--- START ---

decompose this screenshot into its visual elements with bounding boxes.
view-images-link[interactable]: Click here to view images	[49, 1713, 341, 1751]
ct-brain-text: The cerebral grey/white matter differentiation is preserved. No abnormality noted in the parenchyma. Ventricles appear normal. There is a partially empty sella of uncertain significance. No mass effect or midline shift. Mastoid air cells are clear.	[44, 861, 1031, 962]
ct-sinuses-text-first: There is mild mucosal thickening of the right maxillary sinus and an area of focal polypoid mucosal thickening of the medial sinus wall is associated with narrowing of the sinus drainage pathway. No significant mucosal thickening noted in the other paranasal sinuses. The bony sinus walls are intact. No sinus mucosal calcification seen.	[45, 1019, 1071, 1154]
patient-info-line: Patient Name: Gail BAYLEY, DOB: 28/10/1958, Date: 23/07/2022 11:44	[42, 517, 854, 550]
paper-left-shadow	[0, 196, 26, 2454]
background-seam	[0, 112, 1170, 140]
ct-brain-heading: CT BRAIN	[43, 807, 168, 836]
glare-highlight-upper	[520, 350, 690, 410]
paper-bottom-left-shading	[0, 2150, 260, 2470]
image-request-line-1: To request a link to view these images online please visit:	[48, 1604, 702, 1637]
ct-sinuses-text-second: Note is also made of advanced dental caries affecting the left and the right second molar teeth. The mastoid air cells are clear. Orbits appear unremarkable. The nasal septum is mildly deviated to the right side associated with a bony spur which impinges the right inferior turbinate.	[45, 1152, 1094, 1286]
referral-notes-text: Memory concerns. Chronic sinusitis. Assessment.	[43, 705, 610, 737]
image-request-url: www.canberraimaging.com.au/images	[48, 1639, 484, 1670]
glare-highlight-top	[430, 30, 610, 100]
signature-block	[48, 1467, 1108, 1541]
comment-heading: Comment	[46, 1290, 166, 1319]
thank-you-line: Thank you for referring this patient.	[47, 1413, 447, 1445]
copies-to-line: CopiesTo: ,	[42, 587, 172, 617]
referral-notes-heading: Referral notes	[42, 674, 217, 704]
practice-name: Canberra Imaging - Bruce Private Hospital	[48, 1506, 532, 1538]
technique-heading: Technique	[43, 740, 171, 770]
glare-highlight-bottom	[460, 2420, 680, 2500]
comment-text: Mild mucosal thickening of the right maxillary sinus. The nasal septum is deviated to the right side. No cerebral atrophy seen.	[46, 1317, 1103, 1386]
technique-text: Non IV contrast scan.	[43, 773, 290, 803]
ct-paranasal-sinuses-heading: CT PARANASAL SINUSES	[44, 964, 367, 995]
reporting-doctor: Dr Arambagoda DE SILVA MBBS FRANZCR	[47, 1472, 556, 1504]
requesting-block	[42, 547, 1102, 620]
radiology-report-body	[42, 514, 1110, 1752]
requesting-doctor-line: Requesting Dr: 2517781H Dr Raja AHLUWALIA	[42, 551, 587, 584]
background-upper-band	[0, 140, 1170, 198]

--- END ---

[Task statement] Start at the top line of the records and retype them all exactly.

[Finished exercise]
decompose this screenshot into its visual elements with bounding boxes.
view-images-link[interactable]: Click here to view images	[49, 1713, 341, 1751]
ct-brain-text: The cerebral grey/white matter differentiation is preserved. No abnormality noted in the parenchyma. Ventricles appear normal. There is a partially empty sella of uncertain significance. No mass effect or midline shift. Mastoid air cells are clear.	[44, 861, 1031, 962]
ct-sinuses-text-first: There is mild mucosal thickening of the right maxillary sinus and an area of focal polypoid mucosal thickening of the medial sinus wall is associated with narrowing of the sinus drainage pathway. No significant mucosal thickening noted in the other paranasal sinuses. The bony sinus walls are intact. No sinus mucosal calcification seen.	[45, 1019, 1071, 1154]
patient-info-line: Patient Name: Gail BAYLEY, DOB: 28/10/1958, Date: 23/07/2022 11:44	[42, 517, 854, 550]
paper-left-shadow	[0, 196, 26, 2454]
background-seam	[0, 112, 1170, 140]
ct-brain-heading: CT BRAIN	[43, 807, 168, 836]
glare-highlight-upper	[520, 350, 690, 410]
paper-bottom-left-shading	[0, 2150, 260, 2470]
image-request-line-1: To request a link to view these images online please visit:	[48, 1604, 702, 1637]
ct-sinuses-text-second: Note is also made of advanced dental caries affecting the left and the right second molar teeth. The mastoid air cells are clear. Orbits appear unremarkable. The nasal septum is mildly deviated to the right side associated with a bony spur which impinges the right inferior turbinate.	[45, 1152, 1094, 1286]
referral-notes-text: Memory concerns. Chronic sinusitis. Assessment.	[43, 705, 610, 737]
image-request-url: www.canberraimaging.com.au/images	[48, 1639, 484, 1670]
glare-highlight-top	[430, 30, 610, 100]
signature-block	[48, 1467, 1108, 1541]
comment-heading: Comment	[46, 1290, 166, 1319]
thank-you-line: Thank you for referring this patient.	[47, 1413, 447, 1445]
copies-to-line: CopiesTo: ,	[42, 587, 172, 617]
referral-notes-heading: Referral notes	[42, 674, 217, 704]
practice-name: Canberra Imaging - Bruce Private Hospital	[48, 1506, 532, 1538]
technique-heading: Technique	[43, 740, 171, 770]
glare-highlight-bottom	[460, 2420, 680, 2500]
comment-text: Mild mucosal thickening of the right maxillary sinus. The nasal septum is deviated to the right side. No cerebral atrophy seen.	[46, 1317, 1103, 1386]
technique-text: Non IV contrast scan.	[43, 773, 290, 803]
ct-paranasal-sinuses-heading: CT PARANASAL SINUSES	[44, 964, 367, 995]
reporting-doctor: Dr Arambagoda DE SILVA MBBS FRANZCR	[47, 1472, 556, 1504]
requesting-block	[42, 547, 1102, 620]
radiology-report-body	[42, 514, 1110, 1752]
requesting-doctor-line: Requesting Dr: 2517781H Dr Raja AHLUWALIA	[42, 551, 587, 584]
background-upper-band	[0, 140, 1170, 198]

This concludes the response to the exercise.